- _Excerpted data_:

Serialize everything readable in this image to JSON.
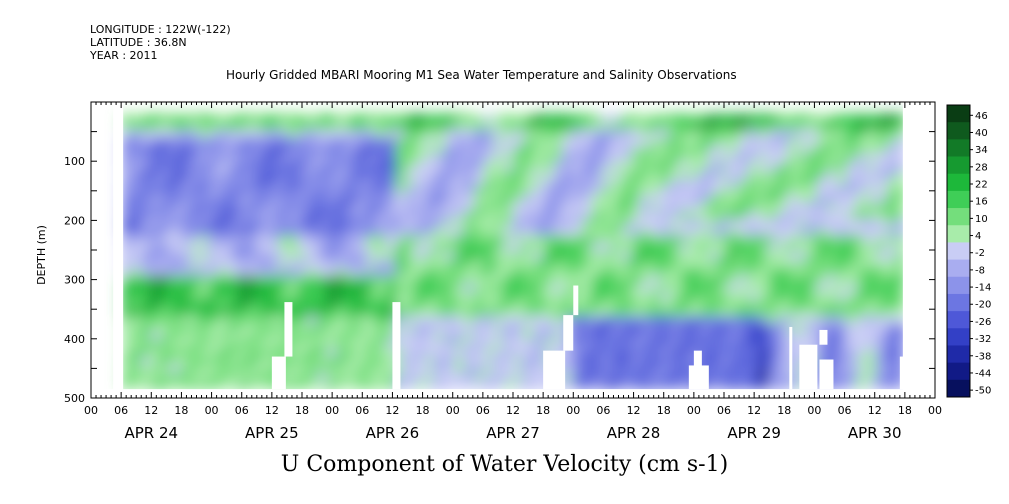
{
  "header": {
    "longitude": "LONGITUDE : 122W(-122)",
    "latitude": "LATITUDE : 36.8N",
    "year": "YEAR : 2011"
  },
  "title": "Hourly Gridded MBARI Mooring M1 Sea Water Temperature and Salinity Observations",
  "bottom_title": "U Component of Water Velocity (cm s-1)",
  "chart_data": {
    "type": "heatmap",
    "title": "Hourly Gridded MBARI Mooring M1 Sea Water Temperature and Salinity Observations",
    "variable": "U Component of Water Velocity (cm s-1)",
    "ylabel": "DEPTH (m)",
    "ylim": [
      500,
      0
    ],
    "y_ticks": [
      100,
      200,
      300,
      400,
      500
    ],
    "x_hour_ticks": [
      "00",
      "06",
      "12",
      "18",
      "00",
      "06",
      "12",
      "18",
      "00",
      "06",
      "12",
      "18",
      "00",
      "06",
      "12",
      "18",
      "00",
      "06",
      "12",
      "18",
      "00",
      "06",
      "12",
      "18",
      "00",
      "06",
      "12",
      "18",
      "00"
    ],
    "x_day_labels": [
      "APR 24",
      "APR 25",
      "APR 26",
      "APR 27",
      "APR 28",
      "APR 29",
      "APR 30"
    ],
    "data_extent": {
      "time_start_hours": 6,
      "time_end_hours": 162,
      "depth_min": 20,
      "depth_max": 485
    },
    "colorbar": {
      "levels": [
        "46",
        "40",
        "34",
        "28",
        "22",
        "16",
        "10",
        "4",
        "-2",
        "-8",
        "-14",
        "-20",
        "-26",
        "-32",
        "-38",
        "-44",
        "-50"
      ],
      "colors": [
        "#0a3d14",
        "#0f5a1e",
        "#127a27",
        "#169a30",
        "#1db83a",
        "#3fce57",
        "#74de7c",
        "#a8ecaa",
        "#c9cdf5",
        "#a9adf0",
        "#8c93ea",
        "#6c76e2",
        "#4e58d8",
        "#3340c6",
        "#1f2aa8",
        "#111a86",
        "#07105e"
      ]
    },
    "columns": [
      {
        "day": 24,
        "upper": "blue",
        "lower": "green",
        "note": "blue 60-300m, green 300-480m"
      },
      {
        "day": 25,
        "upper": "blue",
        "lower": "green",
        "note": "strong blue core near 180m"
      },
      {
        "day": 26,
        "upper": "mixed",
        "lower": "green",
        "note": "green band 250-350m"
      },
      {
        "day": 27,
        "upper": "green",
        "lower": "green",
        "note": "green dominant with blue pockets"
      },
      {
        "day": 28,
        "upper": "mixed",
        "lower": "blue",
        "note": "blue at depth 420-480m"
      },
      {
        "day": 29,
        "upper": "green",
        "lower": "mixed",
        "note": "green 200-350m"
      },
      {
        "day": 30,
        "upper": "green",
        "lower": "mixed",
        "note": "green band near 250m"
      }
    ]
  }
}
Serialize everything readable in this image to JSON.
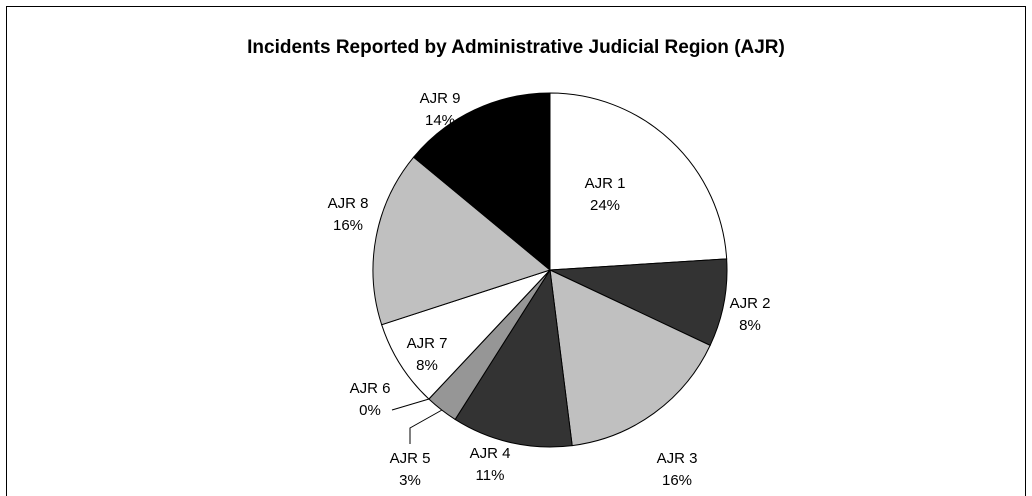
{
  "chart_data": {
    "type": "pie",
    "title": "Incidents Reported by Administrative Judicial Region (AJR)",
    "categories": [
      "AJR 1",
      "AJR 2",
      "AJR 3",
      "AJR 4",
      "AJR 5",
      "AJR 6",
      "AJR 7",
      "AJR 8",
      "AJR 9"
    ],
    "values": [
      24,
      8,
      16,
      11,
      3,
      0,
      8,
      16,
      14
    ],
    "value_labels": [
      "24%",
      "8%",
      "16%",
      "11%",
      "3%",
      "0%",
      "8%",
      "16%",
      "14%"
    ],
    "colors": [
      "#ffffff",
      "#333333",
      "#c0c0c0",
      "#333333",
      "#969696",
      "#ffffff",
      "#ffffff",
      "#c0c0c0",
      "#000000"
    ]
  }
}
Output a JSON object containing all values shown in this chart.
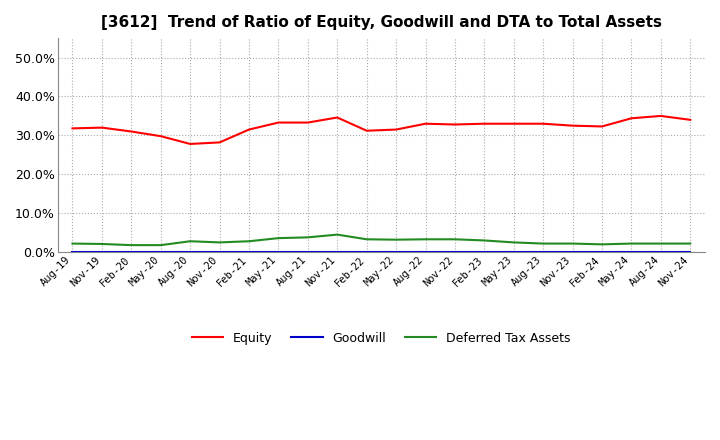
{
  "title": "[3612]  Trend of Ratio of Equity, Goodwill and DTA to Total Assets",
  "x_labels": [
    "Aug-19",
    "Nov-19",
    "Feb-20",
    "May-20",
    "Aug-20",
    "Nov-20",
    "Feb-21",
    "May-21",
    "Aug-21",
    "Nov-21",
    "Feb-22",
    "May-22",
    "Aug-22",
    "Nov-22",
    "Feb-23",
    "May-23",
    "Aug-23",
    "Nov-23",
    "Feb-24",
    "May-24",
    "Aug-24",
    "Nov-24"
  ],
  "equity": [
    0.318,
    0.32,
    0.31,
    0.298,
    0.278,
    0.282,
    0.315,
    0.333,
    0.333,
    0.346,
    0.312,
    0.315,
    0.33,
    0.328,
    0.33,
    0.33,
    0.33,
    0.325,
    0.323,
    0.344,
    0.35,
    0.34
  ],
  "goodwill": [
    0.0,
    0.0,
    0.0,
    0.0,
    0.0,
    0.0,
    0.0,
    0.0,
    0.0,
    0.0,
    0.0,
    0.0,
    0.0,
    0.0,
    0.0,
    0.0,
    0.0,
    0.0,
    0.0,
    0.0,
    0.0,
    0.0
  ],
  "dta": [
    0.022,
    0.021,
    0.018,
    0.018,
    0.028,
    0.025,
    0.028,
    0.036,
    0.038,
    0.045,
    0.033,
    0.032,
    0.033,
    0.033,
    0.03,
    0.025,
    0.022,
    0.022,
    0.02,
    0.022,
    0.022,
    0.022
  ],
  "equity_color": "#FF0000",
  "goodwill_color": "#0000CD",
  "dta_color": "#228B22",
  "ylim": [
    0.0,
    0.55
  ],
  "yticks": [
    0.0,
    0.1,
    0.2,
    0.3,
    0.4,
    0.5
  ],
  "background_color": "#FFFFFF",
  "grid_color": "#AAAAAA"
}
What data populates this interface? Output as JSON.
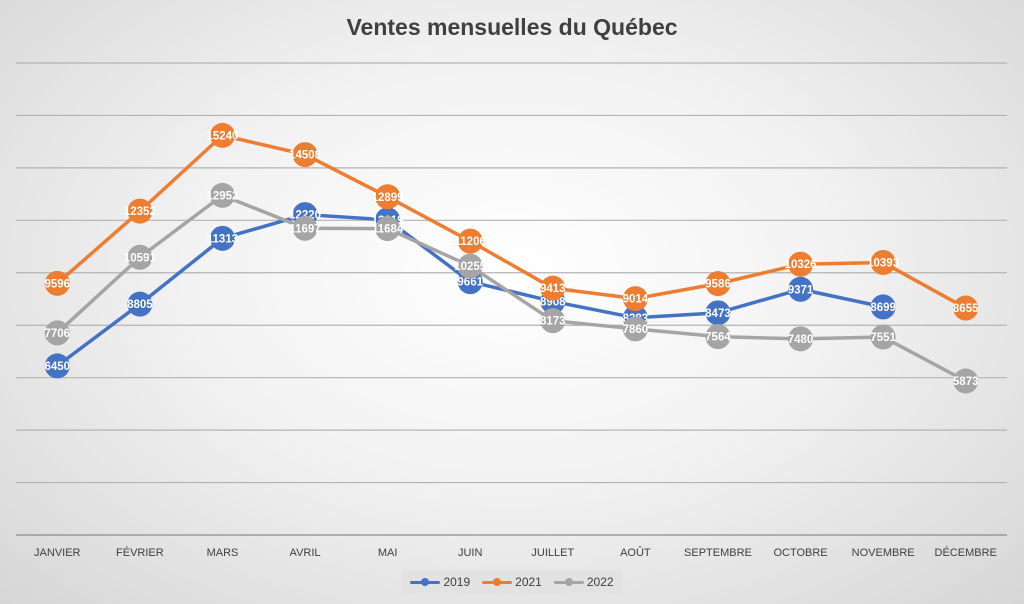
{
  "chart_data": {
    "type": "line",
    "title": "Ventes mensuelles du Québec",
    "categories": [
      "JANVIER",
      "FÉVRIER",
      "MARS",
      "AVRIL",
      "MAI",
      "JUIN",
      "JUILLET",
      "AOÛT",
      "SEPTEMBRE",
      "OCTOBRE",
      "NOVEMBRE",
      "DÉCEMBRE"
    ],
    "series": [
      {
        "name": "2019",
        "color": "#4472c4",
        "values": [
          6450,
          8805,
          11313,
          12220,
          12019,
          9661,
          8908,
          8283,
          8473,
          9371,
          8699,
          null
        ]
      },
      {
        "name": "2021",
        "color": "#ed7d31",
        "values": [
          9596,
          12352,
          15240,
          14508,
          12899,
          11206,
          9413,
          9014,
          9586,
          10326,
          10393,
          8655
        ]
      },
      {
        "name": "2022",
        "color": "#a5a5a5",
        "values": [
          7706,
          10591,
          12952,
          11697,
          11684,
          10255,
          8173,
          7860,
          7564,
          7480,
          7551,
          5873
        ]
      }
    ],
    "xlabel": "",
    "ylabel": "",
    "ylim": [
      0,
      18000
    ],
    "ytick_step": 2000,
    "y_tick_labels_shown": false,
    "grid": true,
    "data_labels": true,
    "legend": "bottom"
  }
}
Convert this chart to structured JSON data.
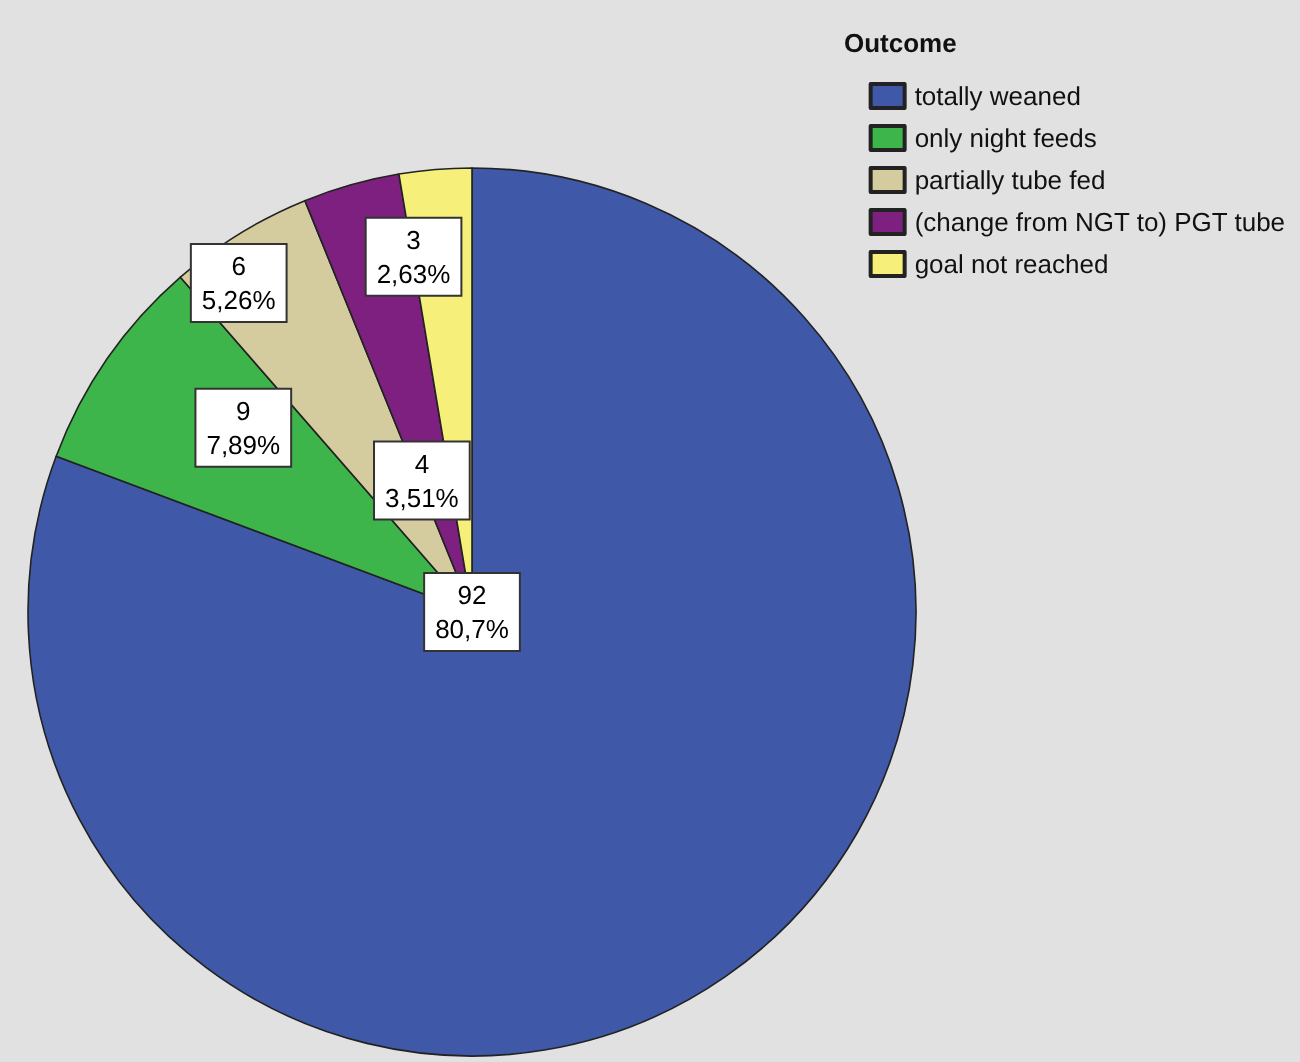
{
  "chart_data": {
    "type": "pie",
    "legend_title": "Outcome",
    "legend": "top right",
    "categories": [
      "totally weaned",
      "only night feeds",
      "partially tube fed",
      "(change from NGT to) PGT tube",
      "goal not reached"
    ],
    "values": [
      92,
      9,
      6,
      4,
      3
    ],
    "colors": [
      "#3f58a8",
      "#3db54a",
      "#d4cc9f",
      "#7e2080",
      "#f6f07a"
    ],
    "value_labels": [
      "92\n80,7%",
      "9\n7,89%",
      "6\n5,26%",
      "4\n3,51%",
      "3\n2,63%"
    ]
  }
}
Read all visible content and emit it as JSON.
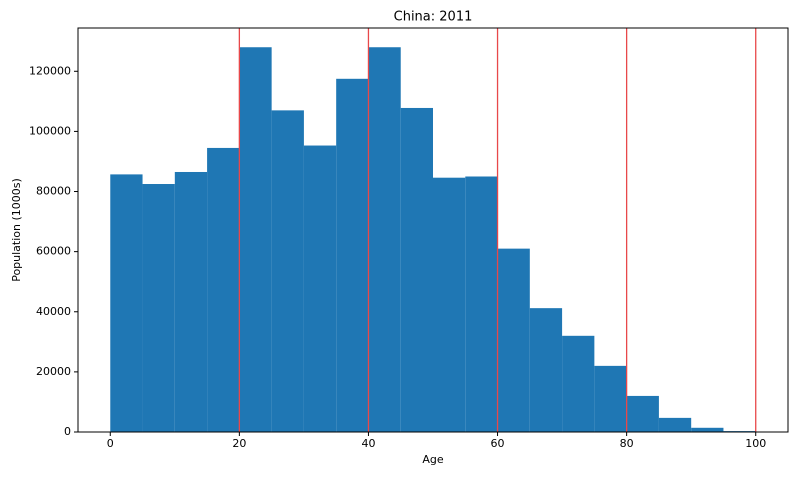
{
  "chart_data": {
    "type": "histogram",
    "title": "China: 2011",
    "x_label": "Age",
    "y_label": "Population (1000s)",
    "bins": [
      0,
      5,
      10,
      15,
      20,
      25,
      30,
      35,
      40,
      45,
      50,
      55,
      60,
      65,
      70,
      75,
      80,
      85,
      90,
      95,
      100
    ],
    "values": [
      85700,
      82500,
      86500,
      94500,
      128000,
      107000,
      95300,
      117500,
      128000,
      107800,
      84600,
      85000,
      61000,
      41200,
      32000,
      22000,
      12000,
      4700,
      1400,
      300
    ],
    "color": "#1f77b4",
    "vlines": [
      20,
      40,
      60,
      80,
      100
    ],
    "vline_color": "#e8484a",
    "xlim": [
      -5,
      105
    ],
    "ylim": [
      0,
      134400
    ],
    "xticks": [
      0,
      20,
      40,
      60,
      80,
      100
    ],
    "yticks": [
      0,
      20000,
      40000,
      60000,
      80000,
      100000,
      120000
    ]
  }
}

- _Problem requirements_: With pictures omitted, copy exactly the lines from the one containing "Read all visible content and emit it as JSON." through the final line of the listing, both included.

- _Problem solution_:
Read all visible content and emit it as JSON.
{
  "chart_data": {
    "type": "histogram",
    "title": "China: 2011",
    "x_label": "Age",
    "y_label": "Population (1000s)",
    "bins": [
      0,
      5,
      10,
      15,
      20,
      25,
      30,
      35,
      40,
      45,
      50,
      55,
      60,
      65,
      70,
      75,
      80,
      85,
      90,
      95,
      100
    ],
    "values": [
      85700,
      82500,
      86500,
      94500,
      128000,
      107000,
      95300,
      117500,
      128000,
      107800,
      84600,
      85000,
      61000,
      41200,
      32000,
      22000,
      12000,
      4700,
      1400,
      300
    ],
    "color": "#1f77b4",
    "vlines": [
      20,
      40,
      60,
      80,
      100
    ],
    "vline_color": "#e8484a",
    "xlim": [
      -5,
      105
    ],
    "ylim": [
      0,
      134400
    ],
    "xticks": [
      0,
      20,
      40,
      60,
      80,
      100
    ],
    "yticks": [
      0,
      20000,
      40000,
      60000,
      80000,
      100000,
      120000
    ]
  }
}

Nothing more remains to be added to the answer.